WHAT IS EXPECTED => Extract all lines that hold "horizontal" from the records below.

[Data listing]
--*--

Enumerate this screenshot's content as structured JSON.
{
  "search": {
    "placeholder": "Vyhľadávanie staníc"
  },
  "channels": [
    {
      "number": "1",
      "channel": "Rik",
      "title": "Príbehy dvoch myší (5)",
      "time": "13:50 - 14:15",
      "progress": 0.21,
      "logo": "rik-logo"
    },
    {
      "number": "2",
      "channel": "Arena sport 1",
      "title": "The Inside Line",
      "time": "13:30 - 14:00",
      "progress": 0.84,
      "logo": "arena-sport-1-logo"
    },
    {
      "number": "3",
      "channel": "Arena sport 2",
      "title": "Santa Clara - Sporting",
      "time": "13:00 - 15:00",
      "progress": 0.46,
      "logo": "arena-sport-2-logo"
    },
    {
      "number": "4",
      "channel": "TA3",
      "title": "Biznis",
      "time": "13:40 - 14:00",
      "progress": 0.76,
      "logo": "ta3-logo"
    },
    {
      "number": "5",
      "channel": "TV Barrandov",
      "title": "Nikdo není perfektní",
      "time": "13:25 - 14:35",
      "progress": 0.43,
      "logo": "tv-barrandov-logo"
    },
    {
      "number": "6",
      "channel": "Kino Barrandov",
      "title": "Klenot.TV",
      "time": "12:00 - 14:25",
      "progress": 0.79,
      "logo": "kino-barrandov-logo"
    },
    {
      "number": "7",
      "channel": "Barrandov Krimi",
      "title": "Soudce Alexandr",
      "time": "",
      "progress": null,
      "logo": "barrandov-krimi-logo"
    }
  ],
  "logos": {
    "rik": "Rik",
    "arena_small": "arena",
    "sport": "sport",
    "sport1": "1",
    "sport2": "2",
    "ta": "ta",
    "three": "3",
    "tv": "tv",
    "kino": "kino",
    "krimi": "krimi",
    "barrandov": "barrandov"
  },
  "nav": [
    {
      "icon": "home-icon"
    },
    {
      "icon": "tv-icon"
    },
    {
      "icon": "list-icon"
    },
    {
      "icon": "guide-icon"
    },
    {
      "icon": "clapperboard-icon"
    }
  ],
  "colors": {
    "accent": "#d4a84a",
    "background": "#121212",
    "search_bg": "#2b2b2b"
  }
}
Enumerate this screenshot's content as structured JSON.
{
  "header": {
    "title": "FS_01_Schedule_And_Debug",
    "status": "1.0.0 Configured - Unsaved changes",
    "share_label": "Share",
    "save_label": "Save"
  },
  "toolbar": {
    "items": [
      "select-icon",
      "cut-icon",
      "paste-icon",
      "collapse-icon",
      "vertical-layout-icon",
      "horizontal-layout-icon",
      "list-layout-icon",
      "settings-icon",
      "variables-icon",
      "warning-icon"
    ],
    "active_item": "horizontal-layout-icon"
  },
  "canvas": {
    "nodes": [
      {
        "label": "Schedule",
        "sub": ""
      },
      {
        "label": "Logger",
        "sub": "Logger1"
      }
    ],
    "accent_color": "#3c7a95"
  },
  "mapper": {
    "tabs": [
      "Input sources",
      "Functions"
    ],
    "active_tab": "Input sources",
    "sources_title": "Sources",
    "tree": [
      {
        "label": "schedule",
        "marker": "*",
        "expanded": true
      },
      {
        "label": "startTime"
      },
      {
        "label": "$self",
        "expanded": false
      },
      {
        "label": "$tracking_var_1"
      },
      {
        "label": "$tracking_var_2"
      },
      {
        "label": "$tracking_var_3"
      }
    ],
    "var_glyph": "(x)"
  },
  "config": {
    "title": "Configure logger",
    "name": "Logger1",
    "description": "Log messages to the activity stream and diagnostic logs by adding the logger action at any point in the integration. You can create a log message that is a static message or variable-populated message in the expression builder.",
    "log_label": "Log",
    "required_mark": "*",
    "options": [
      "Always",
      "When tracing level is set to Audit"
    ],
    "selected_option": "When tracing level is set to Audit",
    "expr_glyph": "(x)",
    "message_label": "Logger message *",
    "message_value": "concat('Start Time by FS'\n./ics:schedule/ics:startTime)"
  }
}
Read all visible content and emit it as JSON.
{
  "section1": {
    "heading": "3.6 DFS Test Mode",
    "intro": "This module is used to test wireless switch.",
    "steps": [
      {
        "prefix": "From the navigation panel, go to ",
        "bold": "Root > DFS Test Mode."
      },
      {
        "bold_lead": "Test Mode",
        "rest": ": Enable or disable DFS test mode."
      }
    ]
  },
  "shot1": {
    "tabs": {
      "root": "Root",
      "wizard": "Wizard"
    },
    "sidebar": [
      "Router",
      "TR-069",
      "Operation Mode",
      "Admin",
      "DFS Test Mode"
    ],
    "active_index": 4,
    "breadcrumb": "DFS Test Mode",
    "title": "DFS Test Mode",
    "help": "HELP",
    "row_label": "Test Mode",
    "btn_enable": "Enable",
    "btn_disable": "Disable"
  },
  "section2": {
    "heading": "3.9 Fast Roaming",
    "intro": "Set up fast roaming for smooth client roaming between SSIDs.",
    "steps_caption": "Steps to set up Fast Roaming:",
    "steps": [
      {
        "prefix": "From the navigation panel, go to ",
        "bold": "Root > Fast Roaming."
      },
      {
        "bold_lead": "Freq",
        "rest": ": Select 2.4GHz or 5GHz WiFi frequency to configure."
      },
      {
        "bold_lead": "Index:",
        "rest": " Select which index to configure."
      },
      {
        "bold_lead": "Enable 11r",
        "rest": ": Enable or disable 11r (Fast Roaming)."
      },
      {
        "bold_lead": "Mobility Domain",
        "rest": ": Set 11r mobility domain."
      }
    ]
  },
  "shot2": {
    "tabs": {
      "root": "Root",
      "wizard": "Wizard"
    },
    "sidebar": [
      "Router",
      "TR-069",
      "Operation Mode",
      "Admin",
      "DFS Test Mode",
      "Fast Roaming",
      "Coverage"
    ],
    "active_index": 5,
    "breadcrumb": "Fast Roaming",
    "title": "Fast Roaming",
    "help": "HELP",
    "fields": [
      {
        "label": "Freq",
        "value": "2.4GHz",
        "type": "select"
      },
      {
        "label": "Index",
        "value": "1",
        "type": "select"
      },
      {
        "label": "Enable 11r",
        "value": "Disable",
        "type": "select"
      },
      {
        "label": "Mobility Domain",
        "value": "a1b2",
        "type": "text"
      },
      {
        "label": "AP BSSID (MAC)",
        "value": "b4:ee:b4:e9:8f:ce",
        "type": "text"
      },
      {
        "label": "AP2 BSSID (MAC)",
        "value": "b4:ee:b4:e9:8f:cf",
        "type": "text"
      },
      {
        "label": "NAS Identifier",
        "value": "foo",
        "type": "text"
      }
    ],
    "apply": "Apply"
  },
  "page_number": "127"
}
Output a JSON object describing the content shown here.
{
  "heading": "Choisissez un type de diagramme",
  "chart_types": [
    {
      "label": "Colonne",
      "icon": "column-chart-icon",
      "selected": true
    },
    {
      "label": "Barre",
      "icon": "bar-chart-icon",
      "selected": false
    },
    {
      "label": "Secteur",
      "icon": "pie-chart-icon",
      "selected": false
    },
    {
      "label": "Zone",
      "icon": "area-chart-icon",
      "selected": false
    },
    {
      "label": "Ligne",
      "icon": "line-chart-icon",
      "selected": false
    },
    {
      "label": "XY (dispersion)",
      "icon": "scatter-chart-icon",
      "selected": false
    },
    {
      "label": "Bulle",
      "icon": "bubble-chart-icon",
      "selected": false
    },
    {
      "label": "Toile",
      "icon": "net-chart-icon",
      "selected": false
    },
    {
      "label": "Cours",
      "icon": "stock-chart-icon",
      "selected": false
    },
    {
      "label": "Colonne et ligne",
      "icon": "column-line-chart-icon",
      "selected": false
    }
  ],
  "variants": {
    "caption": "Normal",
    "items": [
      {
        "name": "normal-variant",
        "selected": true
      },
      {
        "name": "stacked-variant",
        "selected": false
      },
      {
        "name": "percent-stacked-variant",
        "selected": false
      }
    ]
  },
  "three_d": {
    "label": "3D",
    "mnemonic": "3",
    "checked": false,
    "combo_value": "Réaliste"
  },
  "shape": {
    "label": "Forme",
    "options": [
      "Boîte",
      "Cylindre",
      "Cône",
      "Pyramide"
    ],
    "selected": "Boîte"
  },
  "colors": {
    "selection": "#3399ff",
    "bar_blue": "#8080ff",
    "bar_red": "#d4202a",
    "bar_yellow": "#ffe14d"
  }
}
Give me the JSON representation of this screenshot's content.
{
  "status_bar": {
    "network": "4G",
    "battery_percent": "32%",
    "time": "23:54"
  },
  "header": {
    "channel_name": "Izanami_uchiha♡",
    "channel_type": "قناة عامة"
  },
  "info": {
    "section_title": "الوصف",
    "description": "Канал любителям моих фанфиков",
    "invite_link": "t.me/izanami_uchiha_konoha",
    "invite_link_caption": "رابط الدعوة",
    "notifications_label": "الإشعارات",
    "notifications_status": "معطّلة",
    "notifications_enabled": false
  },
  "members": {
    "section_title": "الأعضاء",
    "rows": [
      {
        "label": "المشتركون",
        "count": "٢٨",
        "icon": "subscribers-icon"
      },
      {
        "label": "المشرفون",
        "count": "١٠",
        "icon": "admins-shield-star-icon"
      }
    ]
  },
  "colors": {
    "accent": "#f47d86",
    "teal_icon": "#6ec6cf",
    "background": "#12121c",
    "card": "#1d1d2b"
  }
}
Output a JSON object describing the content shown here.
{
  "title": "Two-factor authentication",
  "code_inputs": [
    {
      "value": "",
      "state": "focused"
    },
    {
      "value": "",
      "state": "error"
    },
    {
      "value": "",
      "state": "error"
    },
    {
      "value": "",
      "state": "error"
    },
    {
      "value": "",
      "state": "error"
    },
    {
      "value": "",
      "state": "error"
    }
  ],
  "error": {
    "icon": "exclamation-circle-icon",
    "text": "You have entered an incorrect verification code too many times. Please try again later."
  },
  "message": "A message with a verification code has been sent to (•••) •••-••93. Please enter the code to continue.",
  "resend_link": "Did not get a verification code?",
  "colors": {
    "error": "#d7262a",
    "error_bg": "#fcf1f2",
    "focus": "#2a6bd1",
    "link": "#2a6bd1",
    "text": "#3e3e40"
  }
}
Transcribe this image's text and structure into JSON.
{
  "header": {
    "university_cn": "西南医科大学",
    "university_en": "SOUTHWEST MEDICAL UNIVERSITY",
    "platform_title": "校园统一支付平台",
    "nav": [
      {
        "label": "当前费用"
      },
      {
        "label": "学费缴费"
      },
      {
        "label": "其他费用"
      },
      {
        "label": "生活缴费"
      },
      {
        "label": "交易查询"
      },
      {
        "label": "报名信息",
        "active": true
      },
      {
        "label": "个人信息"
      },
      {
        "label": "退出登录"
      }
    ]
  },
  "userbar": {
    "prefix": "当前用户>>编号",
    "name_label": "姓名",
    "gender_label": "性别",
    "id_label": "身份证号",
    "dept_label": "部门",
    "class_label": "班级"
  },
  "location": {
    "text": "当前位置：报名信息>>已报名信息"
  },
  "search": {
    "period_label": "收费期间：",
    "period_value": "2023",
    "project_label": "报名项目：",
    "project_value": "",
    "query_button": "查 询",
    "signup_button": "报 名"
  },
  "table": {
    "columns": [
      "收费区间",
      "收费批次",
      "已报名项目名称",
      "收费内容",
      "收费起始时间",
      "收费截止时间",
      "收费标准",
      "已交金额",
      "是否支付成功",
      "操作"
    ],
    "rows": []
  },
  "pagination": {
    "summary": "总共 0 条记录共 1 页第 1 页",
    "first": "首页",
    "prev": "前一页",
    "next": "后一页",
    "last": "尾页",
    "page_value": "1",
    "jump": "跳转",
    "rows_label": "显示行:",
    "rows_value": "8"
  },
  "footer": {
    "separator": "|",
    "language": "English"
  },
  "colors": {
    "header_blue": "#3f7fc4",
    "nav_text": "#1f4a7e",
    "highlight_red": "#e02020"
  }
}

--*--

PROBLEM SOLUTION =>
      "horizontal-layout-icon",
    "active_item": "horizontal-layout-icon"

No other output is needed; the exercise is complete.